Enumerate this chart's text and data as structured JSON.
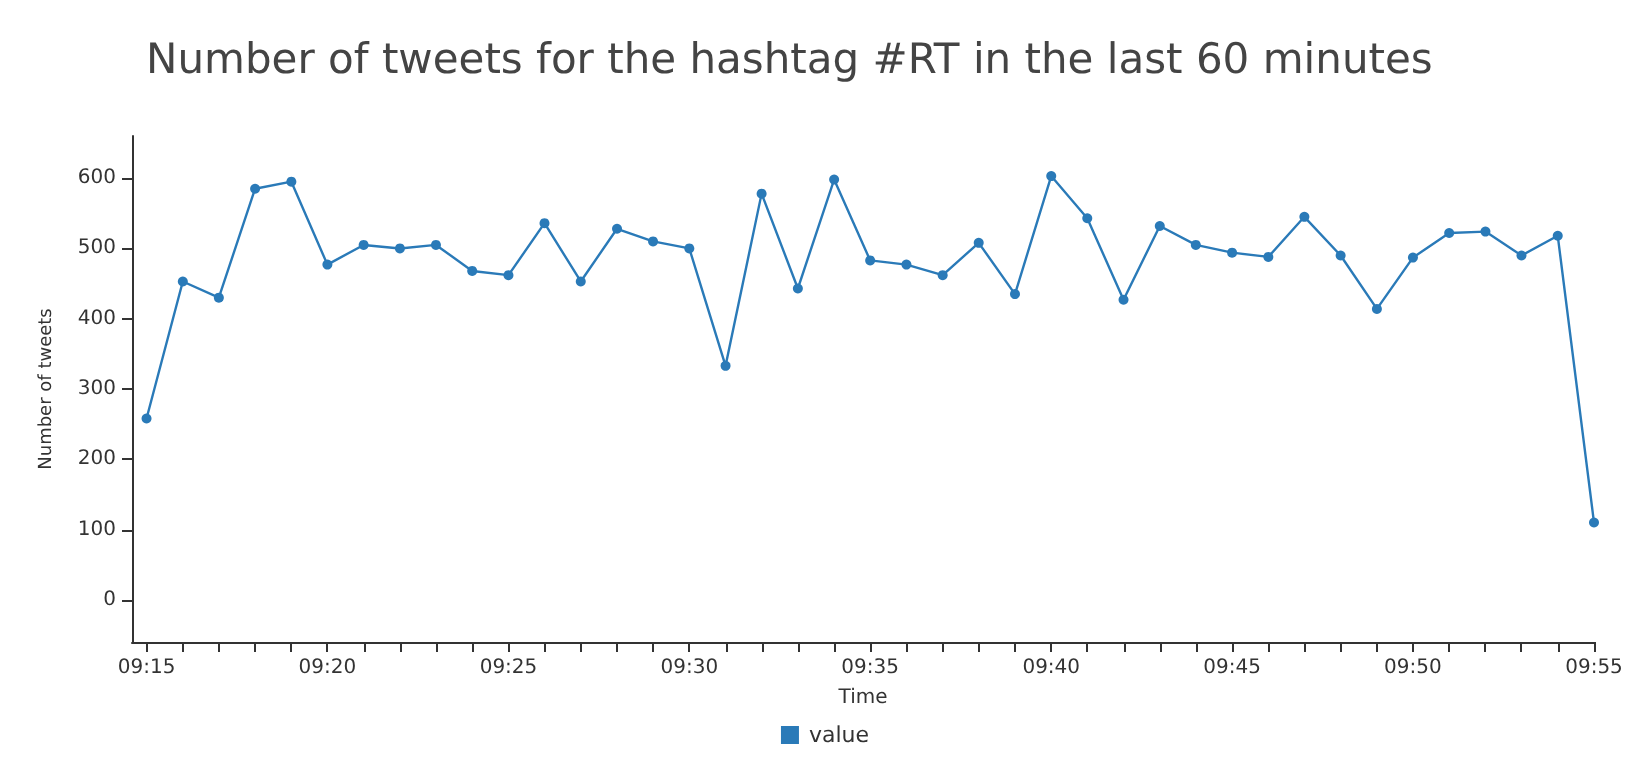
{
  "chart_data": {
    "type": "line",
    "title": "Number of tweets for the hashtag #RT in the last 60 minutes",
    "xlabel": "Time",
    "ylabel": "Number of tweets",
    "x": [
      9.25,
      9.2667,
      9.2833,
      9.3,
      9.3167,
      9.3333,
      9.35,
      9.3667,
      9.3833,
      9.4,
      9.4167,
      9.4333,
      9.45,
      9.4667,
      9.4833,
      9.5,
      9.5167,
      9.5333,
      9.55,
      9.5667,
      9.5833,
      9.6,
      9.6167,
      9.6333,
      9.65,
      9.6667,
      9.6833,
      9.7,
      9.7167,
      9.7333,
      9.75,
      9.7667,
      9.7833,
      9.8,
      9.8167,
      9.8333,
      9.85,
      9.8667,
      9.8833,
      9.9,
      9.9167
    ],
    "series": [
      {
        "name": "value",
        "color": "#2a7ab8",
        "values": [
          258,
          453,
          430,
          585,
          595,
          477,
          505,
          500,
          505,
          468,
          462,
          536,
          453,
          528,
          510,
          500,
          333,
          578,
          443,
          598,
          483,
          477,
          462,
          508,
          435,
          603,
          543,
          427,
          532,
          505,
          494,
          488,
          545,
          490,
          414,
          487,
          522,
          524,
          490,
          518,
          110
        ]
      }
    ],
    "xlim": [
      9.2433,
      9.9167
    ],
    "xticks": [
      {
        "value": 9.25,
        "label": "09:15"
      },
      {
        "value": 9.2667,
        "label": null
      },
      {
        "value": 9.2833,
        "label": null
      },
      {
        "value": 9.3,
        "label": null
      },
      {
        "value": 9.3167,
        "label": null
      },
      {
        "value": 9.3333,
        "label": "09:20"
      },
      {
        "value": 9.35,
        "label": null
      },
      {
        "value": 9.3667,
        "label": null
      },
      {
        "value": 9.3833,
        "label": null
      },
      {
        "value": 9.4,
        "label": null
      },
      {
        "value": 9.4167,
        "label": "09:25"
      },
      {
        "value": 9.4333,
        "label": null
      },
      {
        "value": 9.45,
        "label": null
      },
      {
        "value": 9.4667,
        "label": null
      },
      {
        "value": 9.4833,
        "label": null
      },
      {
        "value": 9.5,
        "label": "09:30"
      },
      {
        "value": 9.5167,
        "label": null
      },
      {
        "value": 9.5333,
        "label": null
      },
      {
        "value": 9.55,
        "label": null
      },
      {
        "value": 9.5667,
        "label": null
      },
      {
        "value": 9.5833,
        "label": "09:35"
      },
      {
        "value": 9.6,
        "label": null
      },
      {
        "value": 9.6167,
        "label": null
      },
      {
        "value": 9.6333,
        "label": null
      },
      {
        "value": 9.65,
        "label": null
      },
      {
        "value": 9.6667,
        "label": "09:40"
      },
      {
        "value": 9.6833,
        "label": null
      },
      {
        "value": 9.7,
        "label": null
      },
      {
        "value": 9.7167,
        "label": null
      },
      {
        "value": 9.7333,
        "label": null
      },
      {
        "value": 9.75,
        "label": "09:45"
      },
      {
        "value": 9.7667,
        "label": null
      },
      {
        "value": 9.7833,
        "label": null
      },
      {
        "value": 9.8,
        "label": null
      },
      {
        "value": 9.8167,
        "label": null
      },
      {
        "value": 9.8333,
        "label": "09:50"
      },
      {
        "value": 9.85,
        "label": null
      },
      {
        "value": 9.8667,
        "label": null
      },
      {
        "value": 9.8833,
        "label": null
      },
      {
        "value": 9.9,
        "label": null
      },
      {
        "value": 9.9167,
        "label": "09:55"
      }
    ],
    "ylim": [
      -60,
      660
    ],
    "yticks": [
      0,
      100,
      200,
      300,
      400,
      500,
      600
    ],
    "legend": "bottom",
    "marker": "circle",
    "line_style": "solid",
    "grid": false
  }
}
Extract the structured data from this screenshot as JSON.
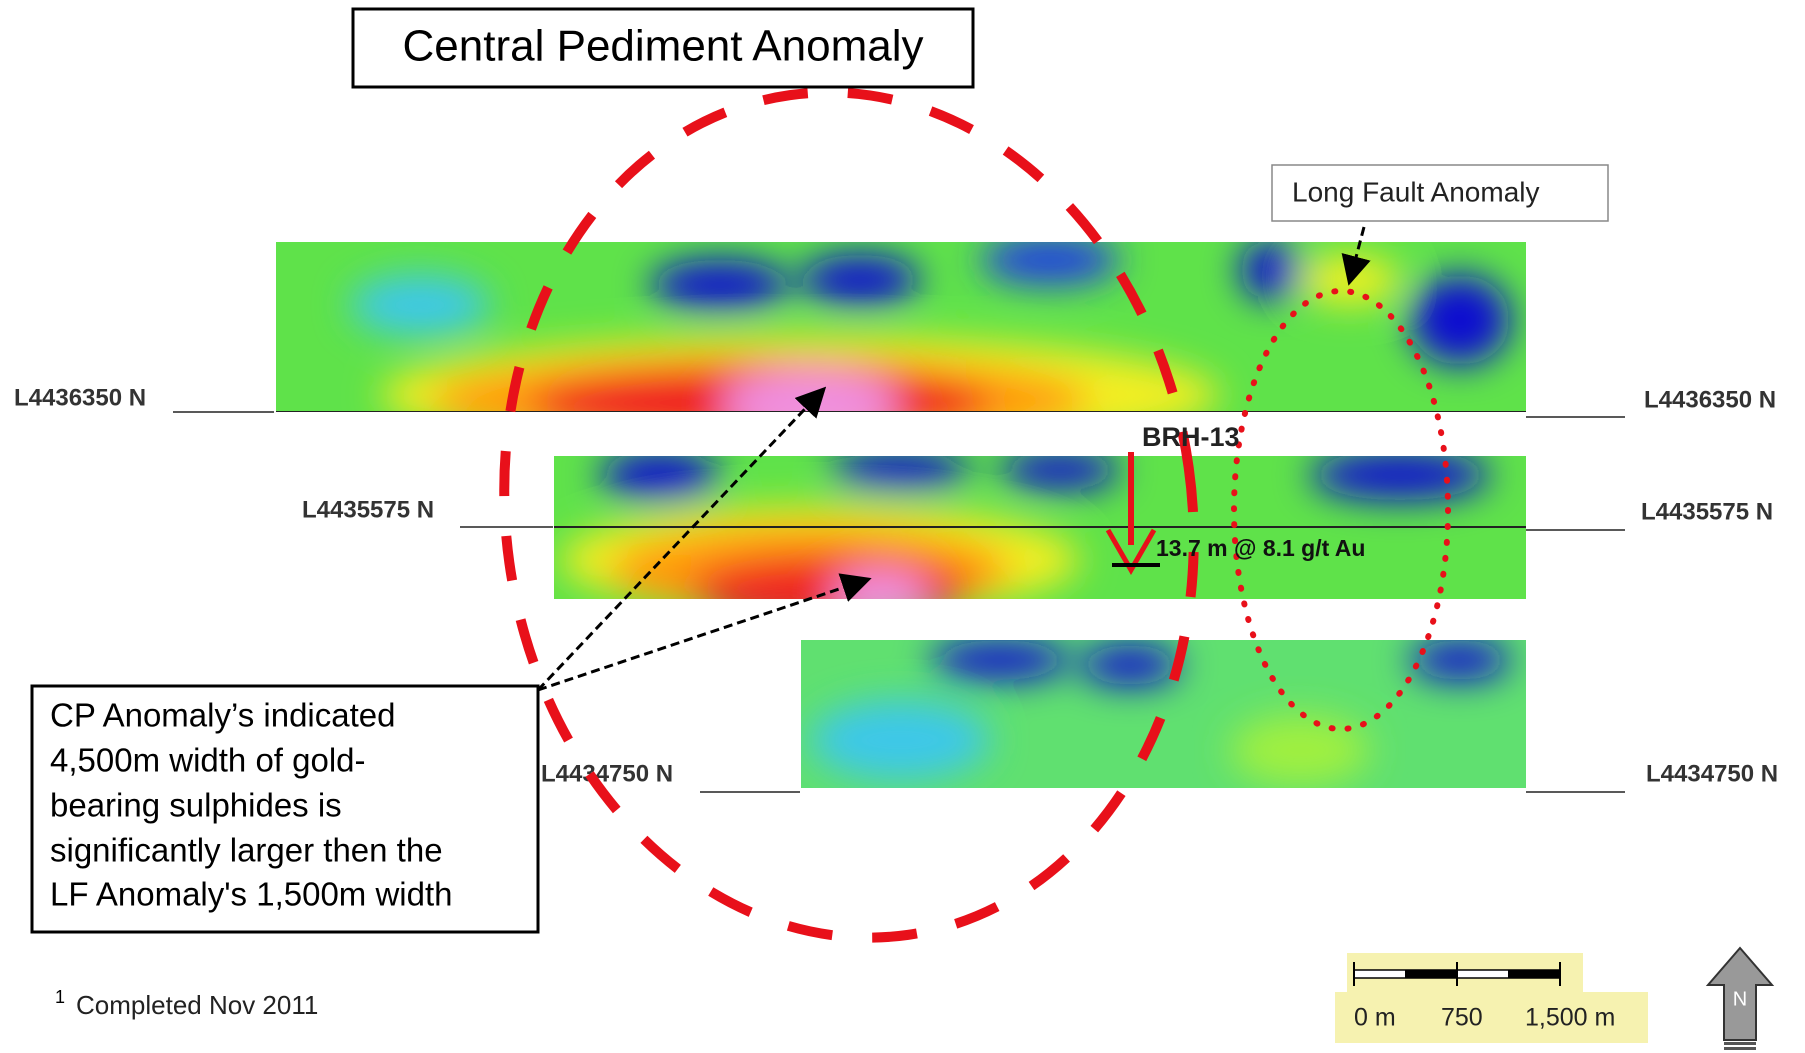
{
  "title": "Central Pediment Anomaly",
  "annotations": {
    "long_fault": "Long Fault Anomaly",
    "drill_hole": "BRH-13",
    "intercept": "13.7 m @ 8.1 g/t Au",
    "callout": [
      "CP Anomaly’s indicated",
      "4,500m width of gold-",
      "bearing sulphides  is",
      "significantly larger then  the",
      "LF Anomaly's 1,500m width"
    ]
  },
  "lines": [
    {
      "left": "L4436350 N",
      "right": "L4436350 N"
    },
    {
      "left": "L4435575 N",
      "right": "L4435575 N"
    },
    {
      "left": "L4434750 N",
      "right": "L4434750 N"
    }
  ],
  "footnote": {
    "marker": "1",
    "text": "Completed Nov 2011"
  },
  "scale_bar": [
    "0 m",
    "750",
    "1,500 m"
  ],
  "north": "N"
}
+---+
What to do
Skip the pictures, then retype every line above exactly.

Answer to the exercise
Enumerate this chart's text and data as structured JSON.
{
  "chart_data": {
    "type": "line",
    "title": "Number of tweets for the hashtag #RT in the last 60 minutes",
    "xlabel": "Time",
    "ylabel": "Number of tweets",
    "x": [
      9.25,
      9.2667,
      9.2833,
      9.3,
      9.3167,
      9.3333,
      9.35,
      9.3667,
      9.3833,
      9.4,
      9.4167,
      9.4333,
      9.45,
      9.4667,
      9.4833,
      9.5,
      9.5167,
      9.5333,
      9.55,
      9.5667,
      9.5833,
      9.6,
      9.6167,
      9.6333,
      9.65,
      9.6667,
      9.6833,
      9.7,
      9.7167,
      9.7333,
      9.75,
      9.7667,
      9.7833,
      9.8,
      9.8167,
      9.8333,
      9.85,
      9.8667,
      9.8833,
      9.9,
      9.9167
    ],
    "series": [
      {
        "name": "value",
        "color": "#2a7ab8",
        "values": [
          258,
          453,
          430,
          585,
          595,
          477,
          505,
          500,
          505,
          468,
          462,
          536,
          453,
          528,
          510,
          500,
          333,
          578,
          443,
          598,
          483,
          477,
          462,
          508,
          435,
          603,
          543,
          427,
          532,
          505,
          494,
          488,
          545,
          490,
          414,
          487,
          522,
          524,
          490,
          518,
          110
        ]
      }
    ],
    "xlim": [
      9.2433,
      9.9167
    ],
    "xticks": [
      {
        "value": 9.25,
        "label": "09:15"
      },
      {
        "value": 9.2667,
        "label": null
      },
      {
        "value": 9.2833,
        "label": null
      },
      {
        "value": 9.3,
        "label": null
      },
      {
        "value": 9.3167,
        "label": null
      },
      {
        "value": 9.3333,
        "label": "09:20"
      },
      {
        "value": 9.35,
        "label": null
      },
      {
        "value": 9.3667,
        "label": null
      },
      {
        "value": 9.3833,
        "label": null
      },
      {
        "value": 9.4,
        "label": null
      },
      {
        "value": 9.4167,
        "label": "09:25"
      },
      {
        "value": 9.4333,
        "label": null
      },
      {
        "value": 9.45,
        "label": null
      },
      {
        "value": 9.4667,
        "label": null
      },
      {
        "value": 9.4833,
        "label": null
      },
      {
        "value": 9.5,
        "label": "09:30"
      },
      {
        "value": 9.5167,
        "label": null
      },
      {
        "value": 9.5333,
        "label": null
      },
      {
        "value": 9.55,
        "label": null
      },
      {
        "value": 9.5667,
        "label": null
      },
      {
        "value": 9.5833,
        "label": "09:35"
      },
      {
        "value": 9.6,
        "label": null
      },
      {
        "value": 9.6167,
        "label": null
      },
      {
        "value": 9.6333,
        "label": null
      },
      {
        "value": 9.65,
        "label": null
      },
      {
        "value": 9.6667,
        "label": "09:40"
      },
      {
        "value": 9.6833,
        "label": null
      },
      {
        "value": 9.7,
        "label": null
      },
      {
        "value": 9.7167,
        "label": null
      },
      {
        "value": 9.7333,
        "label": null
      },
      {
        "value": 9.75,
        "label": "09:45"
      },
      {
        "value": 9.7667,
        "label": null
      },
      {
        "value": 9.7833,
        "label": null
      },
      {
        "value": 9.8,
        "label": null
      },
      {
        "value": 9.8167,
        "label": null
      },
      {
        "value": 9.8333,
        "label": "09:50"
      },
      {
        "value": 9.85,
        "label": null
      },
      {
        "value": 9.8667,
        "label": null
      },
      {
        "value": 9.8833,
        "label": null
      },
      {
        "value": 9.9,
        "label": null
      },
      {
        "value": 9.9167,
        "label": "09:55"
      }
    ],
    "ylim": [
      -60,
      660
    ],
    "yticks": [
      0,
      100,
      200,
      300,
      400,
      500,
      600
    ],
    "legend": "bottom",
    "marker": "circle",
    "line_style": "solid",
    "grid": false
  }
}
Extract the structured data from this screenshot as JSON.
{
  "title": "Central Pediment Anomaly",
  "annotations": {
    "long_fault": "Long Fault Anomaly",
    "drill_hole": "BRH-13",
    "intercept": "13.7 m @ 8.1 g/t Au",
    "callout": [
      "CP Anomaly’s indicated",
      "4,500m width of gold-",
      "bearing sulphides  is",
      "significantly larger then  the",
      "LF Anomaly's 1,500m width"
    ]
  },
  "lines": [
    {
      "left": "L4436350 N",
      "right": "L4436350 N"
    },
    {
      "left": "L4435575 N",
      "right": "L4435575 N"
    },
    {
      "left": "L4434750 N",
      "right": "L4434750 N"
    }
  ],
  "footnote": {
    "marker": "1",
    "text": "Completed Nov 2011"
  },
  "scale_bar": [
    "0 m",
    "750",
    "1,500 m"
  ],
  "north": "N"
}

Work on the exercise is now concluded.